::: Dataset entries

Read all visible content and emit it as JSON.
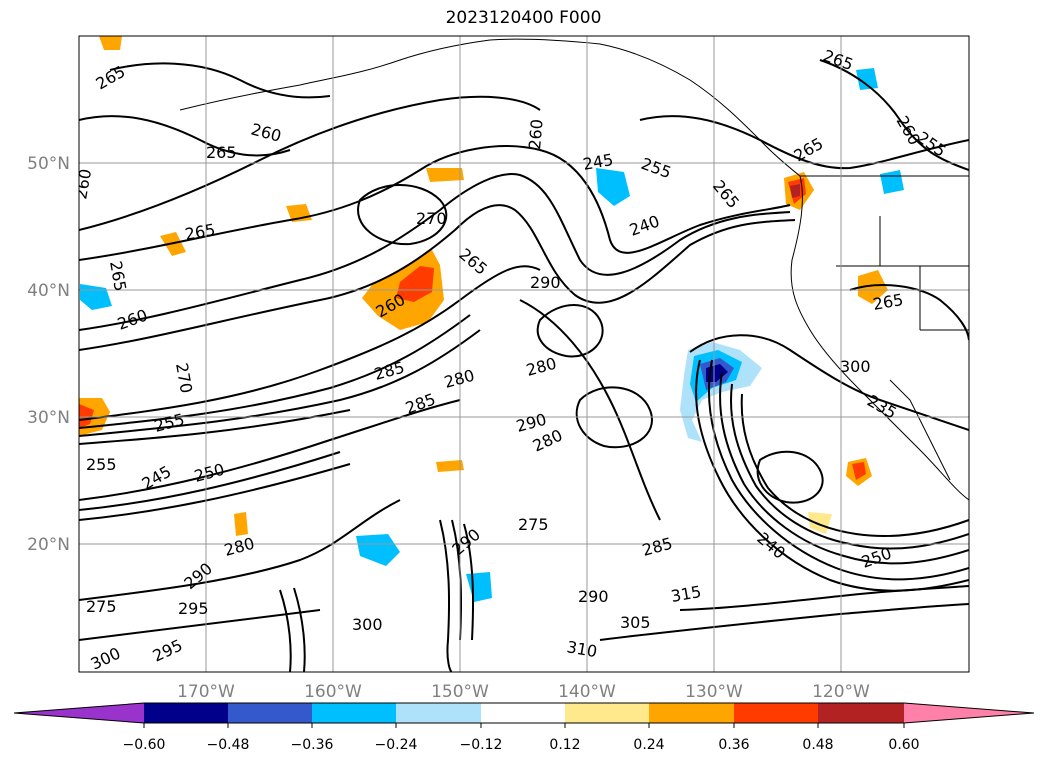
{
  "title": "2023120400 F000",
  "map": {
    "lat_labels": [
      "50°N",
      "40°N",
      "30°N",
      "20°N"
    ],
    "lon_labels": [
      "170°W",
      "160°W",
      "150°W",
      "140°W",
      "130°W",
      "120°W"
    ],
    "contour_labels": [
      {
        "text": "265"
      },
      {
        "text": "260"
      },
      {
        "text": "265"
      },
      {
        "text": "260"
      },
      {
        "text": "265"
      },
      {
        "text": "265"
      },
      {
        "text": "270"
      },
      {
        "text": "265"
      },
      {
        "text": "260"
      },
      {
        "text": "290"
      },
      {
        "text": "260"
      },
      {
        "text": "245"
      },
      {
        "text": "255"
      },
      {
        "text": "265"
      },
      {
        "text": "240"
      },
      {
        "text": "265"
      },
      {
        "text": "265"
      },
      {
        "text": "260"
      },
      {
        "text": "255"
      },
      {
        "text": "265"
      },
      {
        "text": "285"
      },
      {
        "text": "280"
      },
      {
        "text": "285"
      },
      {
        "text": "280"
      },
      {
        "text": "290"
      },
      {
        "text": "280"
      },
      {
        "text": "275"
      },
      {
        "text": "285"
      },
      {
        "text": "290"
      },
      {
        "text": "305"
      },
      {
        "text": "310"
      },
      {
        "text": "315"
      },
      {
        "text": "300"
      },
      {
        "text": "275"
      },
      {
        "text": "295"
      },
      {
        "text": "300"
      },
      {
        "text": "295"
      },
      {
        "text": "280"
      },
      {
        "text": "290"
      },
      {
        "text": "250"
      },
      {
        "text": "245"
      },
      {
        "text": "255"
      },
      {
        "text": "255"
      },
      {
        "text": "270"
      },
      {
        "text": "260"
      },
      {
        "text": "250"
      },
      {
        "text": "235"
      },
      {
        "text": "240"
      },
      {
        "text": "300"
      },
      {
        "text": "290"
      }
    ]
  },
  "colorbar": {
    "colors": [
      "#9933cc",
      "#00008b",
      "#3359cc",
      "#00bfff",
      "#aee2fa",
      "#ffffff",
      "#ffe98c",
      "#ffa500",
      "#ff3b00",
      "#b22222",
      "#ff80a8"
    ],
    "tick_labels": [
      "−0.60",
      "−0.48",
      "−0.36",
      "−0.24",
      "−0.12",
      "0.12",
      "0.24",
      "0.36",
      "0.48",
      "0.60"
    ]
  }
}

::::::

Short task: Give the entries again word for word, but skip the pictures.

Response below:
Read all visible content and emit it as JSON.
{
  "title": "2023120400 F000",
  "map": {
    "lat_labels": [
      "50°N",
      "40°N",
      "30°N",
      "20°N"
    ],
    "lon_labels": [
      "170°W",
      "160°W",
      "150°W",
      "140°W",
      "130°W",
      "120°W"
    ],
    "contour_labels": [
      {
        "text": "265"
      },
      {
        "text": "260"
      },
      {
        "text": "265"
      },
      {
        "text": "260"
      },
      {
        "text": "265"
      },
      {
        "text": "265"
      },
      {
        "text": "270"
      },
      {
        "text": "265"
      },
      {
        "text": "260"
      },
      {
        "text": "290"
      },
      {
        "text": "260"
      },
      {
        "text": "245"
      },
      {
        "text": "255"
      },
      {
        "text": "265"
      },
      {
        "text": "240"
      },
      {
        "text": "265"
      },
      {
        "text": "265"
      },
      {
        "text": "260"
      },
      {
        "text": "255"
      },
      {
        "text": "265"
      },
      {
        "text": "285"
      },
      {
        "text": "280"
      },
      {
        "text": "285"
      },
      {
        "text": "280"
      },
      {
        "text": "290"
      },
      {
        "text": "280"
      },
      {
        "text": "275"
      },
      {
        "text": "285"
      },
      {
        "text": "290"
      },
      {
        "text": "305"
      },
      {
        "text": "310"
      },
      {
        "text": "315"
      },
      {
        "text": "300"
      },
      {
        "text": "275"
      },
      {
        "text": "295"
      },
      {
        "text": "300"
      },
      {
        "text": "295"
      },
      {
        "text": "280"
      },
      {
        "text": "290"
      },
      {
        "text": "250"
      },
      {
        "text": "245"
      },
      {
        "text": "255"
      },
      {
        "text": "255"
      },
      {
        "text": "270"
      },
      {
        "text": "260"
      },
      {
        "text": "250"
      },
      {
        "text": "235"
      },
      {
        "text": "240"
      },
      {
        "text": "300"
      },
      {
        "text": "290"
      }
    ]
  },
  "colorbar": {
    "colors": [
      "#9933cc",
      "#00008b",
      "#3359cc",
      "#00bfff",
      "#aee2fa",
      "#ffffff",
      "#ffe98c",
      "#ffa500",
      "#ff3b00",
      "#b22222",
      "#ff80a8"
    ],
    "tick_labels": [
      "−0.60",
      "−0.48",
      "−0.36",
      "−0.24",
      "−0.12",
      "0.12",
      "0.24",
      "0.36",
      "0.48",
      "0.60"
    ]
  }
}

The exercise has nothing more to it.